→ **Exercise aim**: Your task is to locate every line holding the string "that" and to copy each of them.

→ **Listed entries**:

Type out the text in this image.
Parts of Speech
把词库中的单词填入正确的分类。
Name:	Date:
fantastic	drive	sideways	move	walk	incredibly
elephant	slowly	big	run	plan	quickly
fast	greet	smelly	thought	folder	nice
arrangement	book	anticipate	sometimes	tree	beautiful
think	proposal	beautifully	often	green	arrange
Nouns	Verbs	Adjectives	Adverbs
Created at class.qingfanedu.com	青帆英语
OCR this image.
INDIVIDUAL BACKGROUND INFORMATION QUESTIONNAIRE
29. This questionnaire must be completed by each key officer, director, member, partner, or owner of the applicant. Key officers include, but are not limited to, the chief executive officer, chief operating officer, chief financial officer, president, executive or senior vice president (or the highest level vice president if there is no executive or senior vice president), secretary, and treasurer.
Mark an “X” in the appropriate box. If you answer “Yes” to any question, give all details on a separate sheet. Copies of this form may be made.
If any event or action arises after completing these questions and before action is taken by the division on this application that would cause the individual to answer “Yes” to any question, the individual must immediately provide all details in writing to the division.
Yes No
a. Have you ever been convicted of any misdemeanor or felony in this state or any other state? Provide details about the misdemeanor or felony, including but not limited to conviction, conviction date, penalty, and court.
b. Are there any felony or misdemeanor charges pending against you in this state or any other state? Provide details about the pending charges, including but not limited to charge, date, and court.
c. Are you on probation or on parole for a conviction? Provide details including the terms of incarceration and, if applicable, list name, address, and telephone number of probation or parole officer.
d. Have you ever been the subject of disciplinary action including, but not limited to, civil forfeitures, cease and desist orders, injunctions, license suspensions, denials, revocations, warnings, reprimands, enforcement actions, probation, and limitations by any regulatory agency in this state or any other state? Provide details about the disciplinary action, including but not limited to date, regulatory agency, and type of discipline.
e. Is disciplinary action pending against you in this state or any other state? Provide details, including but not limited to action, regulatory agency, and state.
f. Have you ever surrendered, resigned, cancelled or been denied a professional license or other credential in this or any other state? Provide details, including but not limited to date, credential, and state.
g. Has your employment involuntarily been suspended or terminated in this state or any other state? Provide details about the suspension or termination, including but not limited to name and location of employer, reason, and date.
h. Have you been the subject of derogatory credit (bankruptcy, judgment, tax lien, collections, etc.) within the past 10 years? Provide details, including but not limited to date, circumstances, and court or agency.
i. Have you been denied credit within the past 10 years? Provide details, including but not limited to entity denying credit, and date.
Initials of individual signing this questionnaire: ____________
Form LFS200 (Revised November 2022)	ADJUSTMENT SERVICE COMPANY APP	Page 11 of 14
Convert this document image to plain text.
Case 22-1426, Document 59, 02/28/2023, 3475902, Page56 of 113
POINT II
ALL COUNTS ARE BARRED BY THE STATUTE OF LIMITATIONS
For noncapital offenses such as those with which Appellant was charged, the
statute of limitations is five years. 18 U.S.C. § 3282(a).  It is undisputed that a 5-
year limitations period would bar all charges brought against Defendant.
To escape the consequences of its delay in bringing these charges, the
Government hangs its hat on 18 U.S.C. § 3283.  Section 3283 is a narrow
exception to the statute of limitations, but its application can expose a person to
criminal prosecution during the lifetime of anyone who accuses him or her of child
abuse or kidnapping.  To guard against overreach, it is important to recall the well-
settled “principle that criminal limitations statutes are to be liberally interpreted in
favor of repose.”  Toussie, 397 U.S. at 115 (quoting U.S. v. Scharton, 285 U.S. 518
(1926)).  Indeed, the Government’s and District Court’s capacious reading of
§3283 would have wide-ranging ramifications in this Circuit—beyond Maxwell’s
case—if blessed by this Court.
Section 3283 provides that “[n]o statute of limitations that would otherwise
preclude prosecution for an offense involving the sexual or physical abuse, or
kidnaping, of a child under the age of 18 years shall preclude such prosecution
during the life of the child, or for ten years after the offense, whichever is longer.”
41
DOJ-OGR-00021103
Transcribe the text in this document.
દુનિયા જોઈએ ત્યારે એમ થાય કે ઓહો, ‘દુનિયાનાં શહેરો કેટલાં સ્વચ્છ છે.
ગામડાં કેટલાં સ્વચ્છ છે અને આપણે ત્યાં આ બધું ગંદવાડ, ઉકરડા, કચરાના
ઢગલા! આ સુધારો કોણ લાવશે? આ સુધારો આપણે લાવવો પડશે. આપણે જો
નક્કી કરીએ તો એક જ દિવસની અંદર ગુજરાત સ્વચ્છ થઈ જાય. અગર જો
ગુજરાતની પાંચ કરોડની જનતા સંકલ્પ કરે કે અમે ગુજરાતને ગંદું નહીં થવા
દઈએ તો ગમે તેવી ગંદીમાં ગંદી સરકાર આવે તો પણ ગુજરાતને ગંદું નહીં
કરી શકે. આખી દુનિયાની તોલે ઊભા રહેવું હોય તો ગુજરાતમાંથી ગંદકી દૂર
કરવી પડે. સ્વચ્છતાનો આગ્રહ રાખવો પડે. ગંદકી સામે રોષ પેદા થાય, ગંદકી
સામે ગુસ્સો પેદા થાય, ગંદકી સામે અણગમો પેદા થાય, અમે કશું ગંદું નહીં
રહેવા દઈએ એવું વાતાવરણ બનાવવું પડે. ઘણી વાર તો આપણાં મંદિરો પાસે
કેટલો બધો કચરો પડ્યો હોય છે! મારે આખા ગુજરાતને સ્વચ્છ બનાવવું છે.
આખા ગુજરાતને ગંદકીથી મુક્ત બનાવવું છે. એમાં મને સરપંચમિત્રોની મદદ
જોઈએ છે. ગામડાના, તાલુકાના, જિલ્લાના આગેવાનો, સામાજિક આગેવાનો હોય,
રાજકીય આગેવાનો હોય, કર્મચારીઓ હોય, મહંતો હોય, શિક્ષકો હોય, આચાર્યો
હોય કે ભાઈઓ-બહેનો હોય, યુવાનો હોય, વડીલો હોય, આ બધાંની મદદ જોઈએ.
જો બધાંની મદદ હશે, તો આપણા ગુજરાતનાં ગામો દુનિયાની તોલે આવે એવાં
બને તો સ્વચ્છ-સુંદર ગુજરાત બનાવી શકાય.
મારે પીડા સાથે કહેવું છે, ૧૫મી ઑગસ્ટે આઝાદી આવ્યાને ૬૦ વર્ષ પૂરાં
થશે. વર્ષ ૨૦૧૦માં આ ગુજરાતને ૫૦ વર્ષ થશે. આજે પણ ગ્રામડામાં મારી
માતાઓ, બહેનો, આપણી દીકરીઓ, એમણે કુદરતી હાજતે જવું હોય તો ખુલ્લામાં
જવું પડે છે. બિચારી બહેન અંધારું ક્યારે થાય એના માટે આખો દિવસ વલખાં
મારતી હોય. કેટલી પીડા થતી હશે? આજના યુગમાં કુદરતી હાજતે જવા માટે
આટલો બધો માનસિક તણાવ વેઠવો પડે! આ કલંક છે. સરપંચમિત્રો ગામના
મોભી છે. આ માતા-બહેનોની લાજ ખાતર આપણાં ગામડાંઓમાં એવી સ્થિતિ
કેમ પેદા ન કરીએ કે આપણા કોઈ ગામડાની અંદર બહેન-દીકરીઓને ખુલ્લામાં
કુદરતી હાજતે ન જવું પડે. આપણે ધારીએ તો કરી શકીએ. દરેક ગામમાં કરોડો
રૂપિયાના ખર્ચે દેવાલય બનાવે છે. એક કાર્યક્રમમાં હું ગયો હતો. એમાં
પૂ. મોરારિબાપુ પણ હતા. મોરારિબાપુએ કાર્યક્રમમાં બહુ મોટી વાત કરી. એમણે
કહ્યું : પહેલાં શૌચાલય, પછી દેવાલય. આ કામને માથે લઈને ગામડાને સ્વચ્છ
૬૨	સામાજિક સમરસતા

→ **Exercise solution**:
If any event or action arises after completing these questions and before action is taken by the division on this application that would cause the individual to answer “Yes” to any question, the individual must immediately provide all details in writing to the division.
statute of limitations is five years. 18 U.S.C. § 3282(a).  It is undisputed that a 5-
settled “principle that criminal limitations statutes are to be liberally interpreted in
Section 3283 provides that “[n]o statute of limitations that would otherwise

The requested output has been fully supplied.